/---

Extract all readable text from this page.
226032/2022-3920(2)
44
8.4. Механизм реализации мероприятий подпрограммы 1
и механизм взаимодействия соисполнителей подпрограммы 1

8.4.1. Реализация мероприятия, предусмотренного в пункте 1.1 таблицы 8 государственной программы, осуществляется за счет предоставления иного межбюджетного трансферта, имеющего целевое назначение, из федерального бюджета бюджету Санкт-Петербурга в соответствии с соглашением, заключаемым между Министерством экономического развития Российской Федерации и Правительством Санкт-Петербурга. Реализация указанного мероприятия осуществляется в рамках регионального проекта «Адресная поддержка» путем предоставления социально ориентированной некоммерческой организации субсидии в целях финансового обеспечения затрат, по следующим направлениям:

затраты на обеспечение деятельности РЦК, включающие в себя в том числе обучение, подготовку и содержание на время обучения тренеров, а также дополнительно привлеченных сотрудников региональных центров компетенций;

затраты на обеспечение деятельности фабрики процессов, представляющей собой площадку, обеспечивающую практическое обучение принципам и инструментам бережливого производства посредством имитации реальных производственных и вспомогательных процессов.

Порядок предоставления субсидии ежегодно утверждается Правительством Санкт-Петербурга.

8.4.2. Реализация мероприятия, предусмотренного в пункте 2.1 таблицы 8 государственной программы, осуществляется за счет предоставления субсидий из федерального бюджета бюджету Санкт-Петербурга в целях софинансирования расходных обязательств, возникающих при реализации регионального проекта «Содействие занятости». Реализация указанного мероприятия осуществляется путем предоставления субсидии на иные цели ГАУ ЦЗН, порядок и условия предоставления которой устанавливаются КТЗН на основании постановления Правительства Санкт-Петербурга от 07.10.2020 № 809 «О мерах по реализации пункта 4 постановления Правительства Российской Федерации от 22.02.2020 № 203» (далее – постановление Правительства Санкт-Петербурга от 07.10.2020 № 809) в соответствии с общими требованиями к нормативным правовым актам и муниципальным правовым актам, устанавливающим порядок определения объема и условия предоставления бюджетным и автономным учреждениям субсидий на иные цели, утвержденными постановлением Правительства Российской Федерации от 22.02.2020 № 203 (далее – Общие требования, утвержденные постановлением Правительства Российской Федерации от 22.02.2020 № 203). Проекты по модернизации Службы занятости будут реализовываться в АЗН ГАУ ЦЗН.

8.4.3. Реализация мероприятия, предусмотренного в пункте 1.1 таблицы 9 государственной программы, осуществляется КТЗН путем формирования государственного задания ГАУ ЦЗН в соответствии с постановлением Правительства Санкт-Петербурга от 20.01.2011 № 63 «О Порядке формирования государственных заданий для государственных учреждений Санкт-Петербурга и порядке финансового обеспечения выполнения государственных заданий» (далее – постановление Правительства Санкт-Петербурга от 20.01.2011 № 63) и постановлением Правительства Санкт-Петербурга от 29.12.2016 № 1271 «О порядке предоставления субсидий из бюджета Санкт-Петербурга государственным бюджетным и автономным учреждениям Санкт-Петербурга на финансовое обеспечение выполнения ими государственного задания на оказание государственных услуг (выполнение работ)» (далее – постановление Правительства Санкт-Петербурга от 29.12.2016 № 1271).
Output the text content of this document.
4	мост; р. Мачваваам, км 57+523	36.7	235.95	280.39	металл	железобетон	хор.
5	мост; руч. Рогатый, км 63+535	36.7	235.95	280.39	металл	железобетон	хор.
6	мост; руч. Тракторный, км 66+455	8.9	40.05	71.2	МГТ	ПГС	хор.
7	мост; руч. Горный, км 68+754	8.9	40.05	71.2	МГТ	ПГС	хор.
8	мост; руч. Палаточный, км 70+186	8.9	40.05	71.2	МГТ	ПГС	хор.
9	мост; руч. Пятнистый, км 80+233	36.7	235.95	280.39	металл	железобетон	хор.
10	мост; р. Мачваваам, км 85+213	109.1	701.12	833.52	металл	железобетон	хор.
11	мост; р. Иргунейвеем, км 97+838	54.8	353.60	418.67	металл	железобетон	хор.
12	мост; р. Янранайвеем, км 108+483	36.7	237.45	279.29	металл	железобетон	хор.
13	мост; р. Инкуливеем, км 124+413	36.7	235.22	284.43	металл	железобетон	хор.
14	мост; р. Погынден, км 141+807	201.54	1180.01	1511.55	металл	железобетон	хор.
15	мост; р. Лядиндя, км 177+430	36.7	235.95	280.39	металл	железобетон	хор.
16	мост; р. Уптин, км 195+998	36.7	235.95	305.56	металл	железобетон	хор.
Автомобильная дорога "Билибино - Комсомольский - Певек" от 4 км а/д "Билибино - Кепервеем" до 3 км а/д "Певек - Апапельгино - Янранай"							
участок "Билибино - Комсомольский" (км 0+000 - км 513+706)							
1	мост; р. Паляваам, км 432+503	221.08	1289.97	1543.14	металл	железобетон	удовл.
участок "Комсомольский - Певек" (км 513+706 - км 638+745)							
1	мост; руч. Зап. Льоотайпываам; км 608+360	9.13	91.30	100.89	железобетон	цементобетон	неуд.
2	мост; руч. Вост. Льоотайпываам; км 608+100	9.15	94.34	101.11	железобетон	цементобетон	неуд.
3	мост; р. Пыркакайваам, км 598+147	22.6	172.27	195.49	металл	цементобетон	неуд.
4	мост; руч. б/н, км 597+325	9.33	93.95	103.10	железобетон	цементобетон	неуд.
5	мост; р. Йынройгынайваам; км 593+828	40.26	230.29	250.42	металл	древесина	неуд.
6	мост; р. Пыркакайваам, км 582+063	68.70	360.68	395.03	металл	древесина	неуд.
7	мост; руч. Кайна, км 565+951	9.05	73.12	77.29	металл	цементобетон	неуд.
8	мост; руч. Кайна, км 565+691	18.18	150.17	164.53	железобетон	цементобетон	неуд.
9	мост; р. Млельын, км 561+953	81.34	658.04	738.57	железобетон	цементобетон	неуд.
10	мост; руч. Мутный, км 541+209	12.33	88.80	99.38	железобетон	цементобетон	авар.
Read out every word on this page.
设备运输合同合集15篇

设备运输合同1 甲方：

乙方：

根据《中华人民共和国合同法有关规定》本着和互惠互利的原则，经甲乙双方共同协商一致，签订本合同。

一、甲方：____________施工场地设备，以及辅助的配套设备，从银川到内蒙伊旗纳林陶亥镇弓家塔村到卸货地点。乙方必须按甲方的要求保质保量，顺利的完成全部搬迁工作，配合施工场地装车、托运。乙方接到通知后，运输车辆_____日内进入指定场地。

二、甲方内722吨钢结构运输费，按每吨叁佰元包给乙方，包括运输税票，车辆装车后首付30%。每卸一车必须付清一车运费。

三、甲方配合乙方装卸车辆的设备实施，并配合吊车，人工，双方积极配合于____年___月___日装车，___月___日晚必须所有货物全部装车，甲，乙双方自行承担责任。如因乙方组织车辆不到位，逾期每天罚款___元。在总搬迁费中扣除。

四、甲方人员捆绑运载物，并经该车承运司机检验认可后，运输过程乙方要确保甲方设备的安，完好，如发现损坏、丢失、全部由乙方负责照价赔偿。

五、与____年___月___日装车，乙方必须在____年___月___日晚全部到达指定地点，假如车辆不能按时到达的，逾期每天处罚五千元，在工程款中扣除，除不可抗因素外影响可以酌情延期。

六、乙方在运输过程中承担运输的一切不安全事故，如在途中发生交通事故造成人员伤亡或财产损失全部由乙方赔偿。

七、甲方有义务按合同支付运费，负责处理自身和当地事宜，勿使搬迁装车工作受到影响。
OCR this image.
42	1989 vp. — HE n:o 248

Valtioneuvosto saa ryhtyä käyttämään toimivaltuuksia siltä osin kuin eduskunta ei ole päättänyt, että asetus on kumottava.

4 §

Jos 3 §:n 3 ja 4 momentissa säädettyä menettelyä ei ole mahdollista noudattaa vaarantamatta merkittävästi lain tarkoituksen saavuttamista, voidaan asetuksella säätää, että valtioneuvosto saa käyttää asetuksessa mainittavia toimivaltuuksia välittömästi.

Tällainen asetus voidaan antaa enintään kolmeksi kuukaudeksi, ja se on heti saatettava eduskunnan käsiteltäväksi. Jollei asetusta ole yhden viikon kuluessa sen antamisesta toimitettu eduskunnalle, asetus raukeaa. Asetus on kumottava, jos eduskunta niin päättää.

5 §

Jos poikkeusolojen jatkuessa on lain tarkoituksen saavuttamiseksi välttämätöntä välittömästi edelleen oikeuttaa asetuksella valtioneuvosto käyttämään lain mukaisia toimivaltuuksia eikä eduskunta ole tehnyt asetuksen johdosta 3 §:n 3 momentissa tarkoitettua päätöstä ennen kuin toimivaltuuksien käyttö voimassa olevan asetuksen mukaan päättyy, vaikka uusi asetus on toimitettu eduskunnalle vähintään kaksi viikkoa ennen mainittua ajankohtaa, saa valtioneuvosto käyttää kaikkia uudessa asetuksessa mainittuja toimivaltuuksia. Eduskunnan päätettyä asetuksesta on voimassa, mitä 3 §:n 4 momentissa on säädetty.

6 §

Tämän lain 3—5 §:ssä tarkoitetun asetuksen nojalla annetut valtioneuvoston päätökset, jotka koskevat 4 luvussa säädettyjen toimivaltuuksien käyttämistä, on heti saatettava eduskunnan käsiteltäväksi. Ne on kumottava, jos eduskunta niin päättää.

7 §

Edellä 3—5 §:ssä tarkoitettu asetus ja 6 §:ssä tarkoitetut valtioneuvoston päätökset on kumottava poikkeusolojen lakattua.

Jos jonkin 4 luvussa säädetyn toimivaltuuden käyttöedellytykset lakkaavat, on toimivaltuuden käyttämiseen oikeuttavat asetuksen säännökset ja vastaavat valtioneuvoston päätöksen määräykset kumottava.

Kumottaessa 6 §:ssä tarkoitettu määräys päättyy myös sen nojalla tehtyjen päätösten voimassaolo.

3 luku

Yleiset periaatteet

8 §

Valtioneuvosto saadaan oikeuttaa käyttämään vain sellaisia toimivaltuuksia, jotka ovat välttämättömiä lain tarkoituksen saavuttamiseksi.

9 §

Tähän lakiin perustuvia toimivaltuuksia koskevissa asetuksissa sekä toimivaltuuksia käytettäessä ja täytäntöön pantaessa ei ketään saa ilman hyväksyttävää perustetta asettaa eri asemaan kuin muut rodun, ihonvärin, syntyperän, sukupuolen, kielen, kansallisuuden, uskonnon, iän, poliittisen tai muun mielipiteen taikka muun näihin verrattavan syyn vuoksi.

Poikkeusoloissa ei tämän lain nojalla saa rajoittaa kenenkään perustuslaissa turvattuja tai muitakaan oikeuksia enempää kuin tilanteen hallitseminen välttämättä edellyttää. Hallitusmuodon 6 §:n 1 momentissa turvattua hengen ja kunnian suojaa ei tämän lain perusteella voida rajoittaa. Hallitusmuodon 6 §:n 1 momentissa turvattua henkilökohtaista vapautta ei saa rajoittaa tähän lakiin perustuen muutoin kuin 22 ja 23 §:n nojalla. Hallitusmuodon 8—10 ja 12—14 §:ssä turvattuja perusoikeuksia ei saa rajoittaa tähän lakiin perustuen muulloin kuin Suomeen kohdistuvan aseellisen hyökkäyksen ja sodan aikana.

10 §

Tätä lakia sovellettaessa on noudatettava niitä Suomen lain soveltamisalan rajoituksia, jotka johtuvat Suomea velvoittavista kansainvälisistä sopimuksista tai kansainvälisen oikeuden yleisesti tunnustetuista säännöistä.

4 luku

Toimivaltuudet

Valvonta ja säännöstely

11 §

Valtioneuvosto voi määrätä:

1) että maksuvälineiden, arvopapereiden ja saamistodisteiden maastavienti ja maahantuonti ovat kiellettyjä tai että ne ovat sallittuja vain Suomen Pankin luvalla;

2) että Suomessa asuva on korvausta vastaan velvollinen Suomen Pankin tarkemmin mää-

\---

Instructions to follow
From the entries above, pull out each line that includes "vain".

Result of this task
Valtioneuvosto saadaan oikeuttaa käyttämään vain sellaisia toimivaltuuksia, jotka ovat välttämättömiä lain tarkoituksen saavuttamiseksi.
1) että maksuvälineiden, arvopapereiden ja saamistodisteiden maastavienti ja maahantuonti ovat kiellettyjä tai että ne ovat sallittuja vain Suomen Pankin luvalla;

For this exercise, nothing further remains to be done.